>>

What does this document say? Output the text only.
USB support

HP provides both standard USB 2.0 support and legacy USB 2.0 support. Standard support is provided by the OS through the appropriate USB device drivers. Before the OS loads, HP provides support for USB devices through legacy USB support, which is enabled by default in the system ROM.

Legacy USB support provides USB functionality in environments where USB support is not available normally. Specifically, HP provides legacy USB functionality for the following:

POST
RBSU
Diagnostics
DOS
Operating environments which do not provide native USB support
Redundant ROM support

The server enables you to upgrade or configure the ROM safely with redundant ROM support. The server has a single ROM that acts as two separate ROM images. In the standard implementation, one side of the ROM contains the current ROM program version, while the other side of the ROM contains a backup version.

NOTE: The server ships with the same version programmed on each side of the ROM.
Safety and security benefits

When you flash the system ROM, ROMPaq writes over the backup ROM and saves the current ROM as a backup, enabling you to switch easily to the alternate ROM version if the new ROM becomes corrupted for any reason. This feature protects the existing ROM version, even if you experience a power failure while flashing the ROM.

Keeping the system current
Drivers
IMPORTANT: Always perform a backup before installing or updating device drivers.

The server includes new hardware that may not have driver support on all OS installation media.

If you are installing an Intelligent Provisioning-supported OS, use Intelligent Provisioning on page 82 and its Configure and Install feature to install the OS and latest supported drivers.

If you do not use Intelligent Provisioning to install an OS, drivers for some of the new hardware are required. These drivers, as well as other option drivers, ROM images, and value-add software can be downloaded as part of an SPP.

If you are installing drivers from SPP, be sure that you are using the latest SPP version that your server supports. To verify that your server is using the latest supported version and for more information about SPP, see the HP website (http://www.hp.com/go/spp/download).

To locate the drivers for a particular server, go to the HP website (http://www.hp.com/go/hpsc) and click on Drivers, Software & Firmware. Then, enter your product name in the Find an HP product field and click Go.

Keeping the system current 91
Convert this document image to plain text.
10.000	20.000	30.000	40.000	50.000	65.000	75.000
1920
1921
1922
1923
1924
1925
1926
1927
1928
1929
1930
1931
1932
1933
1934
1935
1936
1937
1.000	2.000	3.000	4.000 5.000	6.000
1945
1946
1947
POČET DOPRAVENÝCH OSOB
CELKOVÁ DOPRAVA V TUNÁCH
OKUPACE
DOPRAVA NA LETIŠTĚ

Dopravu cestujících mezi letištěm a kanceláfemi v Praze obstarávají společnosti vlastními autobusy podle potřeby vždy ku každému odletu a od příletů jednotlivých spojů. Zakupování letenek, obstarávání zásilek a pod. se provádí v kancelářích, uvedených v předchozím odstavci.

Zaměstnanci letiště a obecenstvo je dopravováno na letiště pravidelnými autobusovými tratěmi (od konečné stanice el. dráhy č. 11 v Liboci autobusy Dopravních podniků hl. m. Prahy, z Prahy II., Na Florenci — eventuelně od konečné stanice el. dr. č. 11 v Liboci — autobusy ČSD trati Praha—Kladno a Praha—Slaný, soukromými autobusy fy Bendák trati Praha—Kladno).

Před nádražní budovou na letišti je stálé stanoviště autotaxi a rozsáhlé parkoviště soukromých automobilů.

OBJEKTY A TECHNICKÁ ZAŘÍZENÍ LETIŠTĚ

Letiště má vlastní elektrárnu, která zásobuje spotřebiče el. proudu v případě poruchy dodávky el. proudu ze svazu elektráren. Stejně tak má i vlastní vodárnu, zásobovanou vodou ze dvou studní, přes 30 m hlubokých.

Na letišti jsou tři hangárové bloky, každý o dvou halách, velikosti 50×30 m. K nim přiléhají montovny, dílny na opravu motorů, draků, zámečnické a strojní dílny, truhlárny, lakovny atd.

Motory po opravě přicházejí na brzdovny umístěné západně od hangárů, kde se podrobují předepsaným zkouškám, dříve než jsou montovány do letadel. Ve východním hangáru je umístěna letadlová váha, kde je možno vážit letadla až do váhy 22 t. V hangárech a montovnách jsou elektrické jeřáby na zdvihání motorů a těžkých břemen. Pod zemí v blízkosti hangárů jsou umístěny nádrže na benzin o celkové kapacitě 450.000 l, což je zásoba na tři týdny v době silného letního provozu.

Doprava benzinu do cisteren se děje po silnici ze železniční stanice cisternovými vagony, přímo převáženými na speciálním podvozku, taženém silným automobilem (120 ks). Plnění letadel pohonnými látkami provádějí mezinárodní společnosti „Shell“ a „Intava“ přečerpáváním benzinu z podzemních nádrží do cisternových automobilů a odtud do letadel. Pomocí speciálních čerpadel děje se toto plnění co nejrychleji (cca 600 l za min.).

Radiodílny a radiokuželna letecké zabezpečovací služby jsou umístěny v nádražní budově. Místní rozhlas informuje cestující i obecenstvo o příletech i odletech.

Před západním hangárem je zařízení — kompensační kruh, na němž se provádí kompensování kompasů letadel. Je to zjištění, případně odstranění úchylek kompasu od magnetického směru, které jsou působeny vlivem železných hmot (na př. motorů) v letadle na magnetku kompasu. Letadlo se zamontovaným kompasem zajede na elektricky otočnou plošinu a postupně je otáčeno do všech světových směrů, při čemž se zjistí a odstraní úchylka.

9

<<

#### [Task brief]
Print the records above exactly as they appear.

#### [Answer for the task]
What does this document say? Output the text only.
USB support

HP provides both standard USB 2.0 support and legacy USB 2.0 support. Standard support is provided by the OS through the appropriate USB device drivers. Before the OS loads, HP provides support for USB devices through legacy USB support, which is enabled by default in the system ROM.

Legacy USB support provides USB functionality in environments where USB support is not available normally. Specifically, HP provides legacy USB functionality for the following:

POST
RBSU
Diagnostics
DOS
Operating environments which do not provide native USB support
Redundant ROM support

The server enables you to upgrade or configure the ROM safely with redundant ROM support. The server has a single ROM that acts as two separate ROM images. In the standard implementation, one side of the ROM contains the current ROM program version, while the other side of the ROM contains a backup version.

NOTE: The server ships with the same version programmed on each side of the ROM.
Safety and security benefits

When you flash the system ROM, ROMPaq writes over the backup ROM and saves the current ROM as a backup, enabling you to switch easily to the alternate ROM version if the new ROM becomes corrupted for any reason. This feature protects the existing ROM version, even if you experience a power failure while flashing the ROM.

Keeping the system current
Drivers
IMPORTANT: Always perform a backup before installing or updating device drivers.

The server includes new hardware that may not have driver support on all OS installation media.

If you are installing an Intelligent Provisioning-supported OS, use Intelligent Provisioning on page 82 and its Configure and Install feature to install the OS and latest supported drivers.

If you do not use Intelligent Provisioning to install an OS, drivers for some of the new hardware are required. These drivers, as well as other option drivers, ROM images, and value-add software can be downloaded as part of an SPP.

If you are installing drivers from SPP, be sure that you are using the latest SPP version that your server supports. To verify that your server is using the latest supported version and for more information about SPP, see the HP website (http://www.hp.com/go/spp/download).

To locate the drivers for a particular server, go to the HP website (http://www.hp.com/go/hpsc) and click on Drivers, Software & Firmware. Then, enter your product name in the Find an HP product field and click Go.

Keeping the system current 91
Convert this document image to plain text.
10.000	20.000	30.000	40.000	50.000	65.000	75.000
1920
1921
1922
1923
1924
1925
1926
1927
1928
1929
1930
1931
1932
1933
1934
1935
1936
1937
1.000	2.000	3.000	4.000 5.000	6.000
1945
1946
1947
POČET DOPRAVENÝCH OSOB
CELKOVÁ DOPRAVA V TUNÁCH
OKUPACE
DOPRAVA NA LETIŠTĚ

Dopravu cestujících mezi letištěm a kanceláfemi v Praze obstarávají společnosti vlastními autobusy podle potřeby vždy ku každému odletu a od příletů jednotlivých spojů. Zakupování letenek, obstarávání zásilek a pod. se provádí v kancelářích, uvedených v předchozím odstavci.

Zaměstnanci letiště a obecenstvo je dopravováno na letiště pravidelnými autobusovými tratěmi (od konečné stanice el. dráhy č. 11 v Liboci autobusy Dopravních podniků hl. m. Prahy, z Prahy II., Na Florenci — eventuelně od konečné stanice el. dr. č. 11 v Liboci — autobusy ČSD trati Praha—Kladno a Praha—Slaný, soukromými autobusy fy Bendák trati Praha—Kladno).

Před nádražní budovou na letišti je stálé stanoviště autotaxi a rozsáhlé parkoviště soukromých automobilů.

OBJEKTY A TECHNICKÁ ZAŘÍZENÍ LETIŠTĚ

Letiště má vlastní elektrárnu, která zásobuje spotřebiče el. proudu v případě poruchy dodávky el. proudu ze svazu elektráren. Stejně tak má i vlastní vodárnu, zásobovanou vodou ze dvou studní, přes 30 m hlubokých.

Na letišti jsou tři hangárové bloky, každý o dvou halách, velikosti 50×30 m. K nim přiléhají montovny, dílny na opravu motorů, draků, zámečnické a strojní dílny, truhlárny, lakovny atd.

Motory po opravě přicházejí na brzdovny umístěné západně od hangárů, kde se podrobují předepsaným zkouškám, dříve než jsou montovány do letadel. Ve východním hangáru je umístěna letadlová váha, kde je možno vážit letadla až do váhy 22 t. V hangárech a montovnách jsou elektrické jeřáby na zdvihání motorů a těžkých břemen. Pod zemí v blízkosti hangárů jsou umístěny nádrže na benzin o celkové kapacitě 450.000 l, což je zásoba na tři týdny v době silného letního provozu.

Doprava benzinu do cisteren se děje po silnici ze železniční stanice cisternovými vagony, přímo převáženými na speciálním podvozku, taženém silným automobilem (120 ks). Plnění letadel pohonnými látkami provádějí mezinárodní společnosti „Shell“ a „Intava“ přečerpáváním benzinu z podzemních nádrží do cisternových automobilů a odtud do letadel. Pomocí speciálních čerpadel děje se toto plnění co nejrychleji (cca 600 l za min.).

Radiodílny a radiokuželna letecké zabezpečovací služby jsou umístěny v nádražní budově. Místní rozhlas informuje cestující i obecenstvo o příletech i odletech.

Před západním hangárem je zařízení — kompensační kruh, na němž se provádí kompensování kompasů letadel. Je to zjištění, případně odstranění úchylek kompasu od magnetického směru, které jsou působeny vlivem železných hmot (na př. motorů) v letadle na magnetku kompasu. Letadlo se zamontovaným kompasem zajede na elektricky otočnou plošinu a postupně je otáčeno do všech světových směrů, při čemž se zjistí a odstraní úchylka.

9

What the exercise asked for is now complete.